Page text:
## Assignment 6, 10/10 fun

#### Transitioning from Keras/TensorFlow to PyTorch:

Upon request, this notebook was transformed to Pytorch instead of using the code provided. Bare requirement results were yielded with the original code by decreasing the learning rate to 0.1 and increasing the epochs to 5. This gave 92% test accuracy in the FNN and by adding just another line "layer" in the CNN yielded 97% test accuracy.

*   Replacing Keras layers with equivalent PyTorch `nn.Module` implementations.
*   Using PyTorch's `DataLoader` for data loading and batching.
*   Implementing the training loop using PyTorch's `optim` optimizers and manual gradient management.
*   Adjusting the code to align with PyTorch's tensor-based operations and dynamic computation graph.

In [1]:
import tensorflow as tf
from tensorflow import keras


def load_mnist():
    (x_train, y_train), (x_test, y_test) = keras.datasets.mnist.load_data()

    # Normalize the input data - MNIST data is pixel arrays, so divide by max pixel value 255
    x_train = x_train/255.0
    x_test = x_test/255.0

    # Output is categorical - map from digit target to vector (e.g. 2 -> [0,0,1,0,0,0,0,0,0,0])

Given material:
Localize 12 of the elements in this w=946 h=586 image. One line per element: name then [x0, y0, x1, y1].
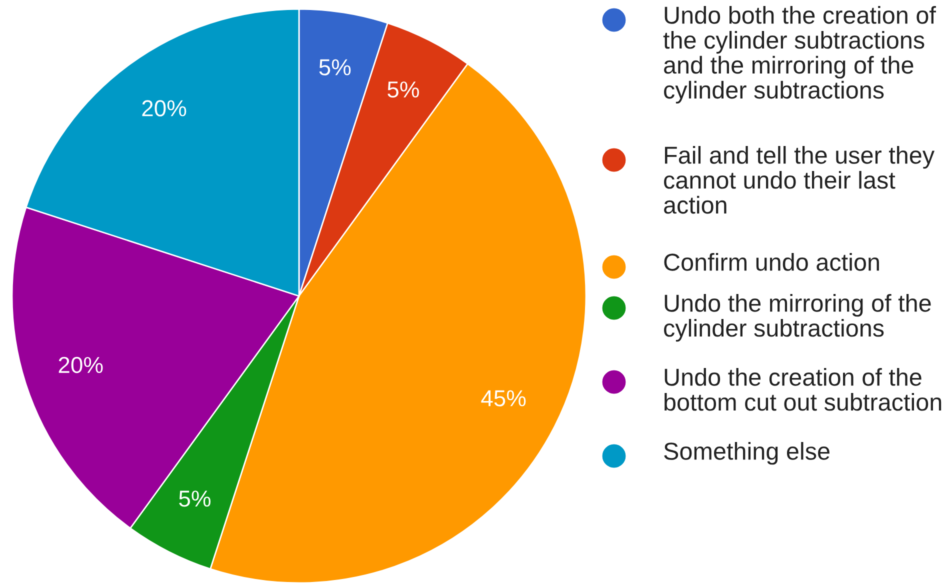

Your objective: Continue the Keras-to-PyTorch notebook text from its final line. The data has no role here.

Solved problem:
    y_train = keras.utils.to_categorical(y_train, num_classes=10)
    y_test = keras.utils.to_categorical(y_test, num_classes=10)

    return x_train, y_train, x_test, y_test


def build_model(cnn=True):

    model = keras.Sequential()

    # Input is 28x28 image, single channel (grayscale)
    model.add(keras.Input(shape=(28, 28, 1)))

    if not cnn:

        ###  Fully connected neural network ###

        # Input is multidimensional, flattened to single dimension
        model.add(keras.layers.Flatten())
        # Add a hidden layer - units is number of neurons/layer width
        model.add(keras.layers.Dense(units=16, activation="relu"))
        # TODO add more dense layers and/or vary number of units for increased complexity of FNN

    else:

        ###  Convolutional neural network  ###

        # Add convolutional layer - filters is depth of layer output and kernel_size the convolution window
        model.add(keras.layers.Conv2D(filters=8, kernel_size=(2, 2), activation="relu", padding="same"))
        model.add(keras.layers.Conv2D(filters=8, kernel_size=(2, 2), activation="relu", padding="same"))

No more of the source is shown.